WHAT IS BEING ASKED |
Repeat the records below exactly.

** begin DATASET RECORDS **

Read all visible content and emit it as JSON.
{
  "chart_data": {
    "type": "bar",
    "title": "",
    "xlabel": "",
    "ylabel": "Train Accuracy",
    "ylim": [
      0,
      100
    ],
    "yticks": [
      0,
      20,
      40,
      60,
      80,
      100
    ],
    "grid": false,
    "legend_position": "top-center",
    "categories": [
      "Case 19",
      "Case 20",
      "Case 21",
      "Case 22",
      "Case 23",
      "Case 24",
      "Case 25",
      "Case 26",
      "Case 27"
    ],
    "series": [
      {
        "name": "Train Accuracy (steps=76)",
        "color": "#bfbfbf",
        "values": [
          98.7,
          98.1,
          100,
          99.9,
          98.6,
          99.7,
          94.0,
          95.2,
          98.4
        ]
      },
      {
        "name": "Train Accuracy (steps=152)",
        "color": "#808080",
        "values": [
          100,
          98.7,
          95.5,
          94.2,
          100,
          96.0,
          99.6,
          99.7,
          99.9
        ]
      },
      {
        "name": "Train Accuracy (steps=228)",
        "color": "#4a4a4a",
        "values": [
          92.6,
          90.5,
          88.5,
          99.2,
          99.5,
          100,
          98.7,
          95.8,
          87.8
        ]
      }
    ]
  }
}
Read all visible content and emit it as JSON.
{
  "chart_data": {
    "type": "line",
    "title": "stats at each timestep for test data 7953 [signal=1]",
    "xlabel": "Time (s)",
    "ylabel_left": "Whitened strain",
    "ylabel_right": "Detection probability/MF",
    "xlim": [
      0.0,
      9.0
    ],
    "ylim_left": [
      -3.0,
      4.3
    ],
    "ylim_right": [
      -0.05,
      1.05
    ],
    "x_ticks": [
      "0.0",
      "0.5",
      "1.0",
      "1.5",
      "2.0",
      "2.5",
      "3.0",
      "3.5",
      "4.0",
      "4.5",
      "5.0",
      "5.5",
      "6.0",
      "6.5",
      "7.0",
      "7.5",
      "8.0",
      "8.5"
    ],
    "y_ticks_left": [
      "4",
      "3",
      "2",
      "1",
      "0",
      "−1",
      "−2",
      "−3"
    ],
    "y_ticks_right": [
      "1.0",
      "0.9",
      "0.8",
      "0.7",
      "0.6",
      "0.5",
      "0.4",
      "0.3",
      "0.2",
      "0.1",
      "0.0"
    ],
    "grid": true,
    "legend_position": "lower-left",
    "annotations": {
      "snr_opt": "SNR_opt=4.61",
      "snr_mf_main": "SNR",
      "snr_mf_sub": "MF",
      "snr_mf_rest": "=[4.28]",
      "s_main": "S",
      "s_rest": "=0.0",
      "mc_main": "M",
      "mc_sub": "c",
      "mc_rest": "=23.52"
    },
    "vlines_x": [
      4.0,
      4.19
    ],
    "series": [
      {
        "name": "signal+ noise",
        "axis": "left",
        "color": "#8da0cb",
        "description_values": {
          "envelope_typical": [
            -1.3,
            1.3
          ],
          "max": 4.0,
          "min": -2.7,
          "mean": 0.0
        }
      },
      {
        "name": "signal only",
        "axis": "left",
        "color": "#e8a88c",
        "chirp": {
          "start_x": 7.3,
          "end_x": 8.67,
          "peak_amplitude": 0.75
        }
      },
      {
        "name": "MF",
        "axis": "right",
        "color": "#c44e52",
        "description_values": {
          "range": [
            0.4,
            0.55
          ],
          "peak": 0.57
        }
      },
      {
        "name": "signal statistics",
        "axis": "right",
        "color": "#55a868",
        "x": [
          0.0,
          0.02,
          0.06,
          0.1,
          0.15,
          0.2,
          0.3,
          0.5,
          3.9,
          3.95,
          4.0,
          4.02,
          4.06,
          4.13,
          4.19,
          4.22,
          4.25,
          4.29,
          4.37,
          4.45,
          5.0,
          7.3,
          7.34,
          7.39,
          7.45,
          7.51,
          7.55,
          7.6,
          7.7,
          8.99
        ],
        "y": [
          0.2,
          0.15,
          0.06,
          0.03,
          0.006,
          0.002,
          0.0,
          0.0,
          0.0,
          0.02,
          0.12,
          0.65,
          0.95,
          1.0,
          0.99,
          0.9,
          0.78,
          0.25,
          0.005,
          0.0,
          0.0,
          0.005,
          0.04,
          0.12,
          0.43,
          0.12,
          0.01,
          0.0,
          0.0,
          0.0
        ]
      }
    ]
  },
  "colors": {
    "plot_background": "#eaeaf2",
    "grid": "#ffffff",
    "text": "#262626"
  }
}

** end DATASET RECORDS **

TASK RESULT |
Read all visible content and emit it as JSON.
{
  "chart_data": {
    "type": "bar",
    "title": "",
    "xlabel": "",
    "ylabel": "Train Accuracy",
    "ylim": [
      0,
      100
    ],
    "yticks": [
      0,
      20,
      40,
      60,
      80,
      100
    ],
    "grid": false,
    "legend_position": "top-center",
    "categories": [
      "Case 19",
      "Case 20",
      "Case 21",
      "Case 22",
      "Case 23",
      "Case 24",
      "Case 25",
      "Case 26",
      "Case 27"
    ],
    "series": [
      {
        "name": "Train Accuracy (steps=76)",
        "color": "#bfbfbf",
        "values": [
          98.7,
          98.1,
          100,
          99.9,
          98.6,
          99.7,
          94.0,
          95.2,
          98.4
        ]
      },
      {
        "name": "Train Accuracy (steps=152)",
        "color": "#808080",
        "values": [
          100,
          98.7,
          95.5,
          94.2,
          100,
          96.0,
          99.6,
          99.7,
          99.9
        ]
      },
      {
        "name": "Train Accuracy (steps=228)",
        "color": "#4a4a4a",
        "values": [
          92.6,
          90.5,
          88.5,
          99.2,
          99.5,
          100,
          98.7,
          95.8,
          87.8
        ]
      }
    ]
  }
}
Read all visible content and emit it as JSON.
{
  "chart_data": {
    "type": "line",
    "title": "stats at each timestep for test data 7953 [signal=1]",
    "xlabel": "Time (s)",
    "ylabel_left": "Whitened strain",
    "ylabel_right": "Detection probability/MF",
    "xlim": [
      0.0,
      9.0
    ],
    "ylim_left": [
      -3.0,
      4.3
    ],
    "ylim_right": [
      -0.05,
      1.05
    ],
    "x_ticks": [
      "0.0",
      "0.5",
      "1.0",
      "1.5",
      "2.0",
      "2.5",
      "3.0",
      "3.5",
      "4.0",
      "4.5",
      "5.0",
      "5.5",
      "6.0",
      "6.5",
      "7.0",
      "7.5",
      "8.0",
      "8.5"
    ],
    "y_ticks_left": [
      "4",
      "3",
      "2",
      "1",
      "0",
      "−1",
      "−2",
      "−3"
    ],
    "y_ticks_right": [
      "1.0",
      "0.9",
      "0.8",
      "0.7",
      "0.6",
      "0.5",
      "0.4",
      "0.3",
      "0.2",
      "0.1",
      "0.0"
    ],
    "grid": true,
    "legend_position": "lower-left",
    "annotations": {
      "snr_opt": "SNR_opt=4.61",
      "snr_mf_main": "SNR",
      "snr_mf_sub": "MF",
      "snr_mf_rest": "=[4.28]",
      "s_main": "S",
      "s_rest": "=0.0",
      "mc_main": "M",
      "mc_sub": "c",
      "mc_rest": "=23.52"
    },
    "vlines_x": [
      4.0,
      4.19
    ],
    "series": [
      {
        "name": "signal+ noise",
        "axis": "left",
        "color": "#8da0cb",
        "description_values": {
          "envelope_typical": [
            -1.3,
            1.3
          ],
          "max": 4.0,
          "min": -2.7,
          "mean": 0.0
        }
      },
      {
        "name": "signal only",
        "axis": "left",
        "color": "#e8a88c",
        "chirp": {
          "start_x": 7.3,
          "end_x": 8.67,
          "peak_amplitude": 0.75
        }
      },
      {
        "name": "MF",
        "axis": "right",
        "color": "#c44e52",
        "description_values": {
          "range": [
            0.4,
            0.55
          ],
          "peak": 0.57
        }
      },
      {
        "name": "signal statistics",
        "axis": "right",
        "color": "#55a868",
        "x": [
          0.0,
          0.02,
          0.06,
          0.1,
          0.15,
          0.2,
          0.3,
          0.5,
          3.9,
          3.95,
          4.0,
          4.02,
          4.06,
          4.13,
          4.19,
          4.22,
          4.25,
          4.29,
          4.37,
          4.45,
          5.0,
          7.3,
          7.34,
          7.39,
          7.45,
          7.51,
          7.55,
          7.6,
          7.7,
          8.99
        ],
        "y": [
          0.2,
          0.15,
          0.06,
          0.03,
          0.006,
          0.002,
          0.0,
          0.0,
          0.0,
          0.02,
          0.12,
          0.65,
          0.95,
          1.0,
          0.99,
          0.9,
          0.78,
          0.25,
          0.005,
          0.0,
          0.0,
          0.005,
          0.04,
          0.12,
          0.43,
          0.12,
          0.01,
          0.0,
          0.0,
          0.0
        ]
      }
    ]
  },
  "colors": {
    "plot_background": "#eaeaf2",
    "grid": "#ffffff",
    "text": "#262626"
  }
}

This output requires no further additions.